- _EXERCISE OBJECTIVE_:
Extract the following records line by line, copying each one with no changes, and leave out the pictures.

- _EXERCISE MATERIAL_:
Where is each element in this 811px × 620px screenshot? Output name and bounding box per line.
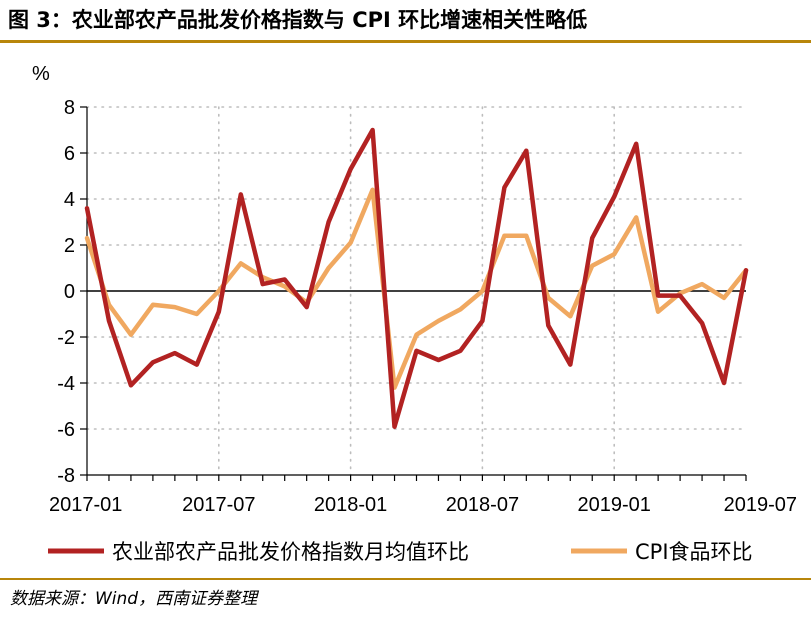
x-tick-label: 2017-07: [182, 494, 255, 516]
x-tick-label: 2019-07: [724, 494, 797, 516]
y-tick-label: -8: [57, 465, 75, 487]
x-tick-label: 2018-07: [446, 494, 519, 516]
y-tick-label: 0: [64, 281, 75, 303]
x-axis: 2017-01 2017-07 2018-01 2018-07 2019-01 2019-…: [49, 474, 797, 516]
y-axis: 8 6 4 2 0 -2 -4 -6 -8%: [32, 63, 88, 487]
legend-label: CPI食品环比: [635, 540, 753, 564]
x-tick-label: 2018-01: [314, 494, 387, 516]
series-lines: [84, 127, 749, 429]
figure-title: 图 3：农业部农产品批发价格指数与 CPI 环比增速相关性略低: [8, 8, 588, 32]
x-tick-label: 2019-01: [577, 494, 650, 516]
series-line: [84, 127, 749, 429]
top-rule: [0, 40, 811, 43]
source-note: 数据来源：Wind，西南证券整理: [10, 589, 258, 609]
y-tick-label: 4: [64, 189, 75, 211]
y-tick-label: 8: [64, 97, 75, 119]
legend: 农业部农产品批发价格指数月均值环比 CPI食品环比: [48, 540, 753, 564]
bottom-rule: [0, 578, 811, 580]
y-tick-label: -4: [57, 373, 75, 395]
y-tick-label: 2: [64, 235, 75, 257]
y-tick-label: -2: [57, 327, 75, 349]
y-tick-label: 6: [64, 143, 75, 165]
y-tick-label: -6: [57, 419, 75, 441]
y-axis-label: %: [32, 63, 50, 85]
legend-label: 农业部农产品批发价格指数月均值环比: [112, 540, 469, 564]
x-tick-label: 2017-01: [49, 494, 122, 516]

- _THE ANSWER_:
Where is each element in this 811px × 620px screenshot? Output name and bounding box per line.
x-tick-label: 2017-07: [182, 494, 255, 516]
x-tick-label: 2019-07: [724, 494, 797, 516]
y-tick-label: -8: [57, 465, 75, 487]
x-tick-label: 2018-07: [446, 494, 519, 516]
y-tick-label: 0: [64, 281, 75, 303]
x-axis: 2017-01 2017-07 2018-01 2018-07 2019-01 2019-…: [49, 474, 797, 516]
y-axis: 8 6 4 2 0 -2 -4 -6 -8%: [32, 63, 88, 487]
legend-label: CPI食品环比: [635, 540, 753, 564]
x-tick-label: 2018-01: [314, 494, 387, 516]
series-lines: [84, 127, 749, 429]
figure-title: 图 3：农业部农产品批发价格指数与 CPI 环比增速相关性略低: [8, 8, 588, 32]
x-tick-label: 2019-01: [577, 494, 650, 516]
series-line: [84, 127, 749, 429]
top-rule: [0, 40, 811, 43]
source-note: 数据来源：Wind，西南证券整理: [10, 589, 258, 609]
y-tick-label: 4: [64, 189, 75, 211]
y-tick-label: 8: [64, 97, 75, 119]
legend: 农业部农产品批发价格指数月均值环比 CPI食品环比: [48, 540, 753, 564]
bottom-rule: [0, 578, 811, 580]
y-tick-label: -4: [57, 373, 75, 395]
y-tick-label: 2: [64, 235, 75, 257]
y-tick-label: -2: [57, 327, 75, 349]
y-tick-label: 6: [64, 143, 75, 165]
y-tick-label: -6: [57, 419, 75, 441]
y-axis-label: %: [32, 63, 50, 85]
legend-label: 农业部农产品批发价格指数月均值环比: [112, 540, 469, 564]
x-tick-label: 2017-01: [49, 494, 122, 516]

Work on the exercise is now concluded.